▶ [Task statement] Pull each line holding the word "Tweeds" from the data.

▶ [Data provided]
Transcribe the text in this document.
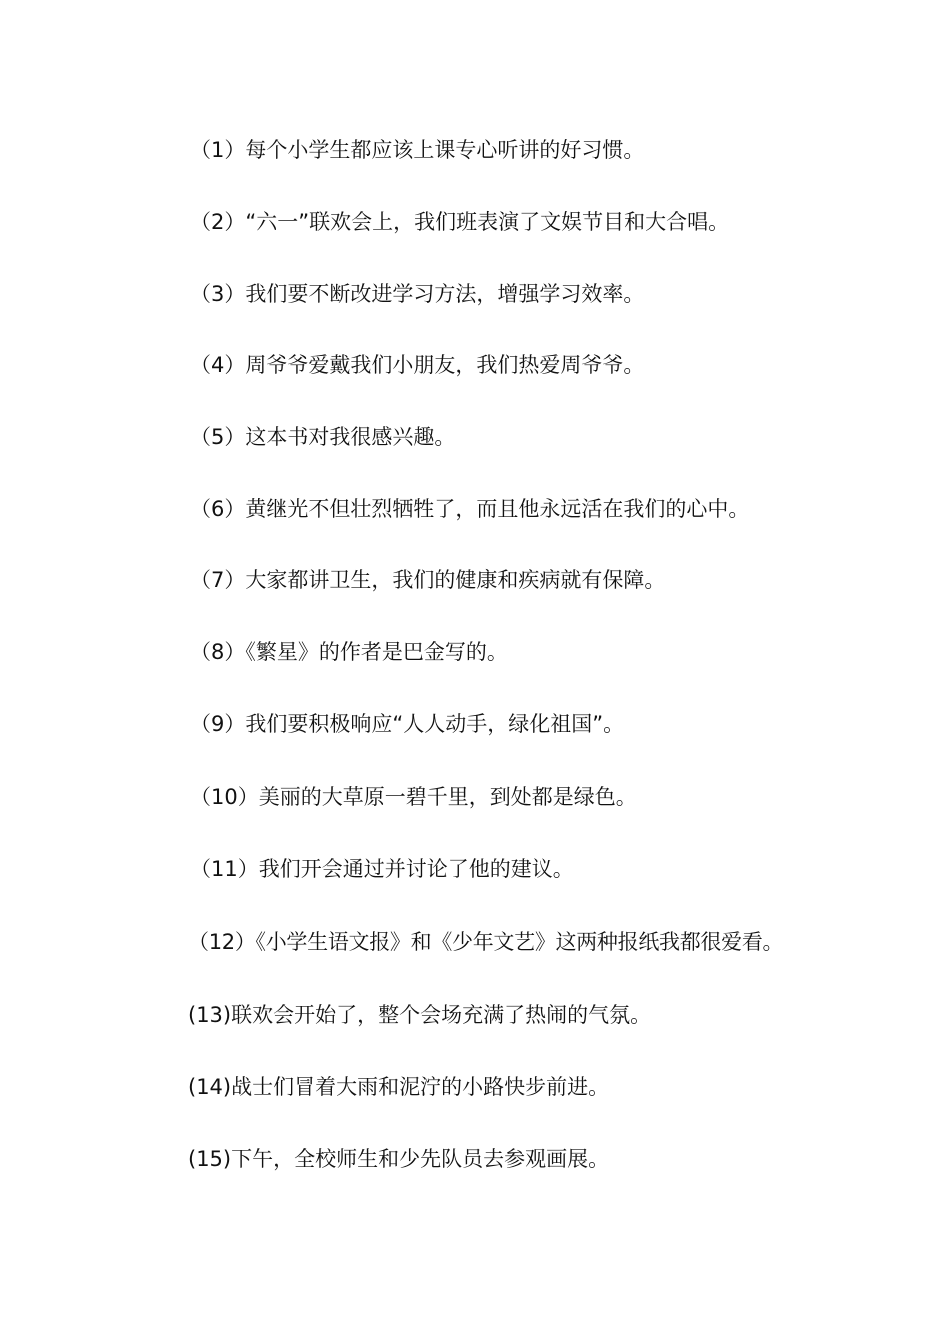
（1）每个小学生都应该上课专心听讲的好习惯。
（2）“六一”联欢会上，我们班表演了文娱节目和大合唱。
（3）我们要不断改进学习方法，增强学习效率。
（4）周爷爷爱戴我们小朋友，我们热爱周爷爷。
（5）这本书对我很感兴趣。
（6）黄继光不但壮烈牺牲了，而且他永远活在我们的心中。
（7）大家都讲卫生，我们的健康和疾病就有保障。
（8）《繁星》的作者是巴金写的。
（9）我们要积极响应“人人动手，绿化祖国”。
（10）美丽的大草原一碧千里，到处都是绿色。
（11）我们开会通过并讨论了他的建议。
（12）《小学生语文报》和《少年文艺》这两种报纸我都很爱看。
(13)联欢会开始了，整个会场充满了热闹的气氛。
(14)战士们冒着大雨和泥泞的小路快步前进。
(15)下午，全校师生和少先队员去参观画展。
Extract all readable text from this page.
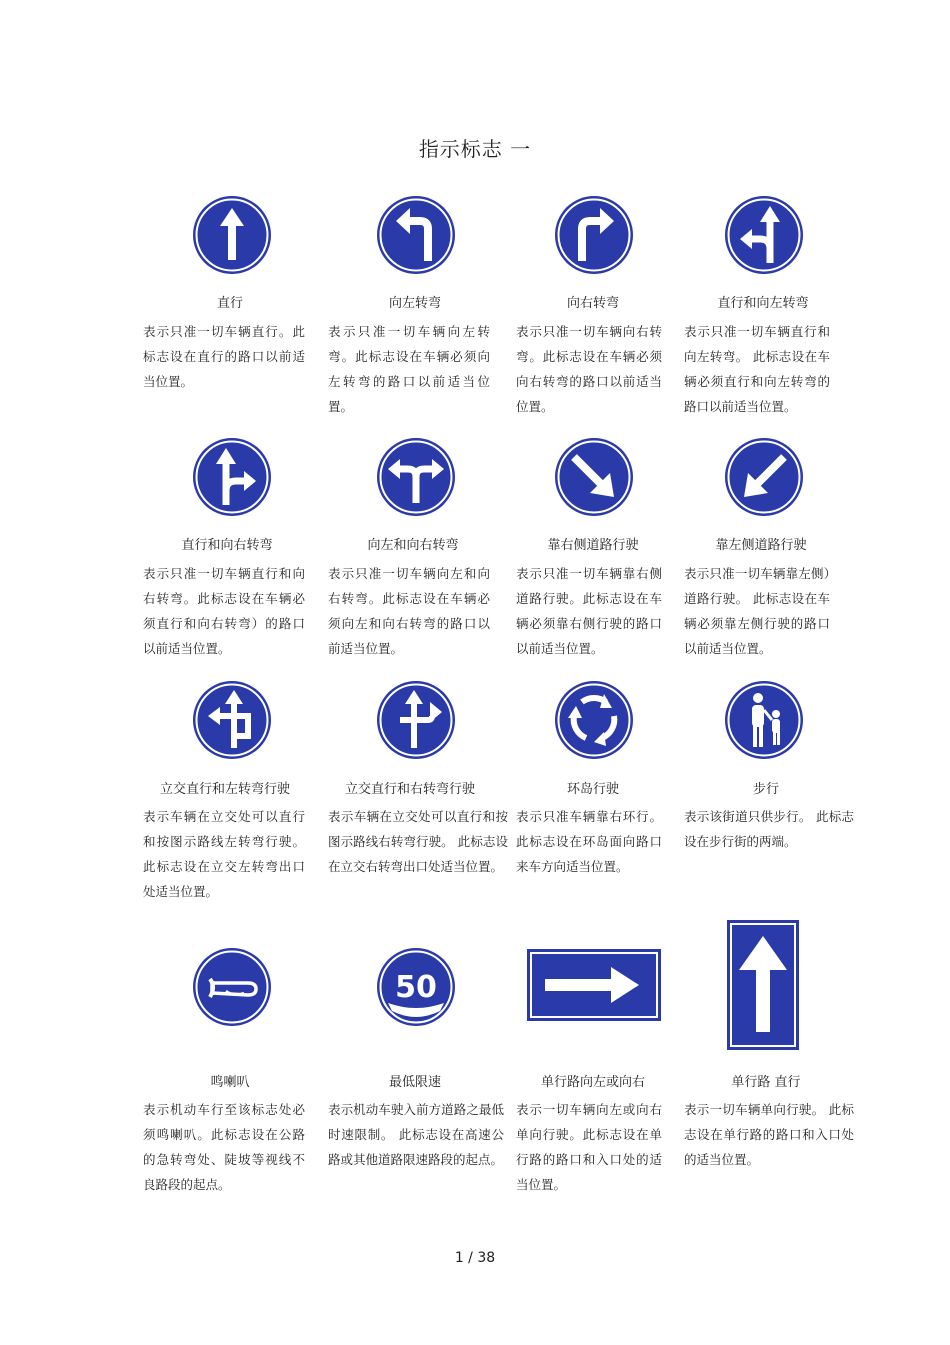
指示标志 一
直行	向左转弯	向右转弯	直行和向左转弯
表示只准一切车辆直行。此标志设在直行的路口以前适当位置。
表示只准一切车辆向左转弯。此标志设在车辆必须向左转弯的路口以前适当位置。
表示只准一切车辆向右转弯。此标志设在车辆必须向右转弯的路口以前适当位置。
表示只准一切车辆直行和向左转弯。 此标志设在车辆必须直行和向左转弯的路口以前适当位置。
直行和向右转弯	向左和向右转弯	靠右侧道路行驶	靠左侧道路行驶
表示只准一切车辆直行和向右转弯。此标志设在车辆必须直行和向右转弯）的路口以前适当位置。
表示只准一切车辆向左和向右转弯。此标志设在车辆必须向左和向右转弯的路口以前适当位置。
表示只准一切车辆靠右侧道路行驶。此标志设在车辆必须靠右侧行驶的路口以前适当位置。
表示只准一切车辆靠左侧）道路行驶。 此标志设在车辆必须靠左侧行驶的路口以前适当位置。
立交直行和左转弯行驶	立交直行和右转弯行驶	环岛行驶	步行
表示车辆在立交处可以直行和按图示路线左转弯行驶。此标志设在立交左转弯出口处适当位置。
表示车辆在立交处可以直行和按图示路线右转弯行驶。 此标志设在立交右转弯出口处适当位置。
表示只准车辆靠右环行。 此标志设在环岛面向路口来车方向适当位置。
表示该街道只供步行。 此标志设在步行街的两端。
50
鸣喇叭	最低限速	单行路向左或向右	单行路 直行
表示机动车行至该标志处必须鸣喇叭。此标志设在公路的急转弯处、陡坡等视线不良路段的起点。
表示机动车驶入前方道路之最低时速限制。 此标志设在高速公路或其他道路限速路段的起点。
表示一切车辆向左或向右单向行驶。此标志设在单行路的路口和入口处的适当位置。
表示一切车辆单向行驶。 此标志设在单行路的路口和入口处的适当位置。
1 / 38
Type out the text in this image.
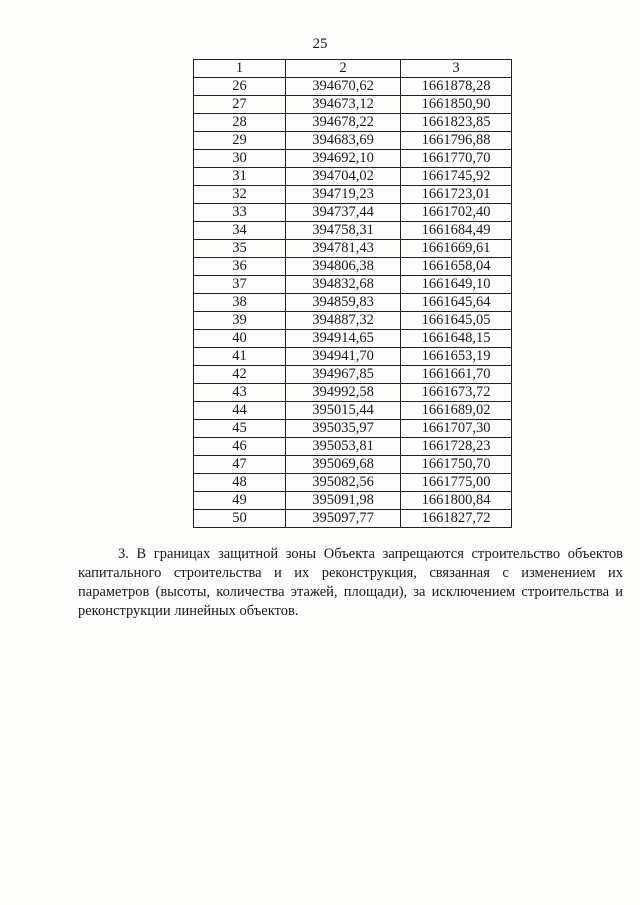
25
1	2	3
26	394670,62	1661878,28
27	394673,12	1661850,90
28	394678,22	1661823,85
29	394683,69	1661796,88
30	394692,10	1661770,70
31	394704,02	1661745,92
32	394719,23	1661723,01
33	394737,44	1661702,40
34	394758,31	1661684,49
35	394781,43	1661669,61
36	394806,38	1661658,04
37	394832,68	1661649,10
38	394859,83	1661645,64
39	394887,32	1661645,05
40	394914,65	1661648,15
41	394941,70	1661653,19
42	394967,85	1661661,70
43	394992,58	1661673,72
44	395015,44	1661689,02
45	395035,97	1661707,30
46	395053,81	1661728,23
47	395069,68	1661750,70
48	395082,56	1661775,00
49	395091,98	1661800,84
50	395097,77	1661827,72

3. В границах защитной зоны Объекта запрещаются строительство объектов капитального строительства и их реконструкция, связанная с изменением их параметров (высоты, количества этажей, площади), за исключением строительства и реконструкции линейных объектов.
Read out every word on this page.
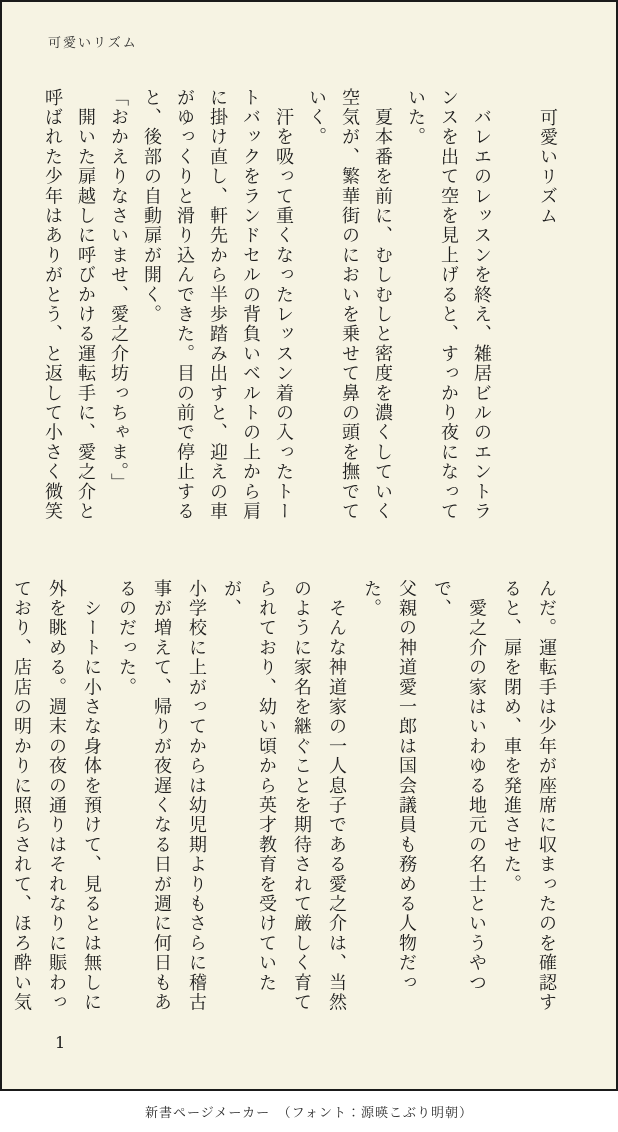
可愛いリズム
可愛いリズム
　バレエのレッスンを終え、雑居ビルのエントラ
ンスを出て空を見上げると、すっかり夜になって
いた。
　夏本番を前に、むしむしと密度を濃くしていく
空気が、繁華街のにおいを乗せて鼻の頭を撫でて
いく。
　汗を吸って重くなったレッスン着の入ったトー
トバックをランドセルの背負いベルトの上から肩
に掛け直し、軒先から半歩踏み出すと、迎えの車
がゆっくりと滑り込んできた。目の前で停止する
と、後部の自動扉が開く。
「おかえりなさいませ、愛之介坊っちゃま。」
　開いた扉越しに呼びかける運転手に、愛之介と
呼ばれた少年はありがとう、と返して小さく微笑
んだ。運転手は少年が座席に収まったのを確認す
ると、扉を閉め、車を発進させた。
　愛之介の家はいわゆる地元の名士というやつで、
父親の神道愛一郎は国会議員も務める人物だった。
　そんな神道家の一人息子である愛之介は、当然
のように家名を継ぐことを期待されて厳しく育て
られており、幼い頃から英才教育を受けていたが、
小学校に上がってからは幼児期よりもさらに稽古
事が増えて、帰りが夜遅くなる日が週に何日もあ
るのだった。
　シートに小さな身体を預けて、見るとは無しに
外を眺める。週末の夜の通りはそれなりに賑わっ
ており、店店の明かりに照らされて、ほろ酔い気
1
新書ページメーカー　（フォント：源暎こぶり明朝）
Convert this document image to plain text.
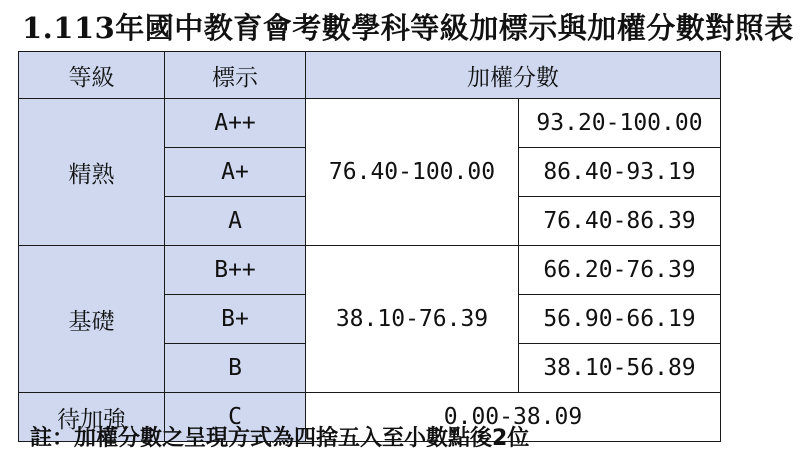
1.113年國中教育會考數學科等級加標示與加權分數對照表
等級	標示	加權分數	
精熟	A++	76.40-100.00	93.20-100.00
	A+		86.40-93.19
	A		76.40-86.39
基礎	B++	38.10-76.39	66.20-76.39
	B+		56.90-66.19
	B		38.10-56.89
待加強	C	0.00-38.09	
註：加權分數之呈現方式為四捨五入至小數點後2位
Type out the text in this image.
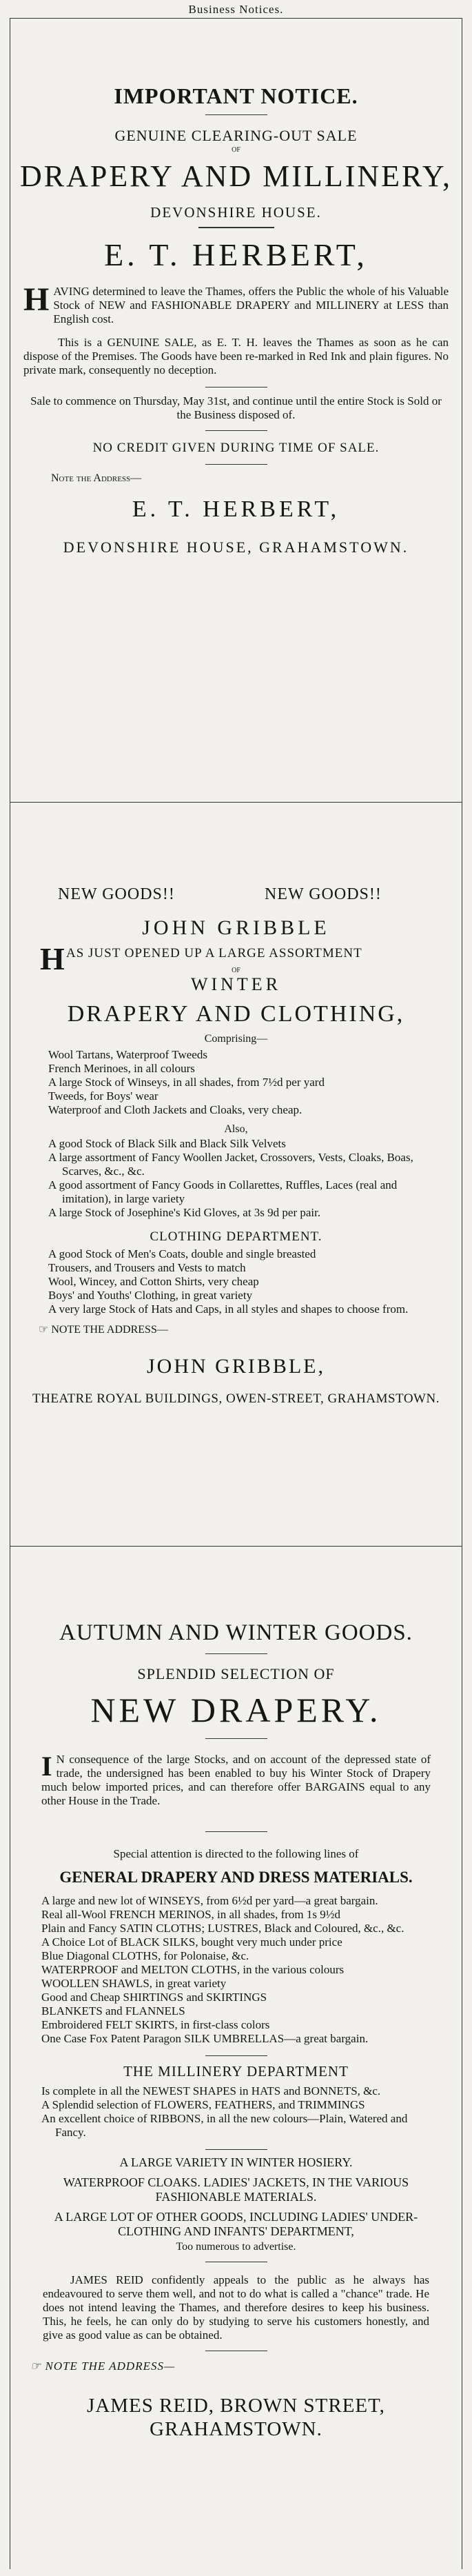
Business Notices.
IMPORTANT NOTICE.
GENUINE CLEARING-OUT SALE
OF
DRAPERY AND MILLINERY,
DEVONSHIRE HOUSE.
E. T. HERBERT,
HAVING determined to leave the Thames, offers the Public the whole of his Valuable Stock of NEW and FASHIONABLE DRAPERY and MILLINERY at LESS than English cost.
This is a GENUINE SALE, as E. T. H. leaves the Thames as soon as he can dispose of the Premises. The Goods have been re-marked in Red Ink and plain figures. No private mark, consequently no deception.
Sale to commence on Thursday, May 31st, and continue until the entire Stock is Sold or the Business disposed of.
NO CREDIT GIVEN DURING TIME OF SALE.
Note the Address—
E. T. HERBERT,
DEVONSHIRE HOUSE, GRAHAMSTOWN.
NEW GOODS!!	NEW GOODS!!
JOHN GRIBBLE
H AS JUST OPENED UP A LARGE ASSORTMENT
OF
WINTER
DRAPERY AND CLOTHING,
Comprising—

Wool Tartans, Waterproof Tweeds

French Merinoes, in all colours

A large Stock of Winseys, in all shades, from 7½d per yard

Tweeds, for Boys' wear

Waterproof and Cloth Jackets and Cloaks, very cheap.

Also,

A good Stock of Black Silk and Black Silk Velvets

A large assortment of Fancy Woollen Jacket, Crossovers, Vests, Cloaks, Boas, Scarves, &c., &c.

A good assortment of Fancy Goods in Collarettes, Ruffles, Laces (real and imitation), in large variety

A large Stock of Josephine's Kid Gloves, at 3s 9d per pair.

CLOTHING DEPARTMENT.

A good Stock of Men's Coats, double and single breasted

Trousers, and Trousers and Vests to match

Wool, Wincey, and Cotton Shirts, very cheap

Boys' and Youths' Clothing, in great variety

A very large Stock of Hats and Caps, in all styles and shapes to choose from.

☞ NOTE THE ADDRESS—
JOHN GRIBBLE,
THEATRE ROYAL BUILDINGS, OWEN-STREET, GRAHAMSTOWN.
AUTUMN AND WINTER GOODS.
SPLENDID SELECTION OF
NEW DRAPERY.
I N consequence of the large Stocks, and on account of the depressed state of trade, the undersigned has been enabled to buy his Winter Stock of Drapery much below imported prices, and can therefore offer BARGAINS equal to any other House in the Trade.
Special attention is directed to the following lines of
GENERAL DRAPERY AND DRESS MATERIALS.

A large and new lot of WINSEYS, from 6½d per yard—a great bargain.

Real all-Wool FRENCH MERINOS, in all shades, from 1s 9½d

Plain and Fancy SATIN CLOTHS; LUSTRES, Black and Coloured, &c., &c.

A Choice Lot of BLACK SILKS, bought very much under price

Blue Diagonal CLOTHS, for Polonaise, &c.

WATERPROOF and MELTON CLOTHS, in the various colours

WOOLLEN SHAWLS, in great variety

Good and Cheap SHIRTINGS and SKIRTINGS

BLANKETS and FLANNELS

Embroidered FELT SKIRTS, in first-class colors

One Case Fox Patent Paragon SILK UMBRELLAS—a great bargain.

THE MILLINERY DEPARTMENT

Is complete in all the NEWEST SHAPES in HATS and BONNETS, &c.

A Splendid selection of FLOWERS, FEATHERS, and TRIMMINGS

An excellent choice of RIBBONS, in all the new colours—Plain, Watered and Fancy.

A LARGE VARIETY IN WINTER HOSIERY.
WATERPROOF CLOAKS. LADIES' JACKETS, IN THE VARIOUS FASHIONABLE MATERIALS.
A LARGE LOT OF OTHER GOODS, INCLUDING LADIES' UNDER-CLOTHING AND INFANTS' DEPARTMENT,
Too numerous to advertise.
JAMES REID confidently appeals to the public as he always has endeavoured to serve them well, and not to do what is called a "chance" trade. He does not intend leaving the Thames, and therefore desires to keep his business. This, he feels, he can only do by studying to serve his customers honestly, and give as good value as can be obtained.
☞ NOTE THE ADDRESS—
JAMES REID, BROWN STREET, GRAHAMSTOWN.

▶ [Task output]
Wool Tartans, Waterproof Tweeds
Tweeds, for Boys' wear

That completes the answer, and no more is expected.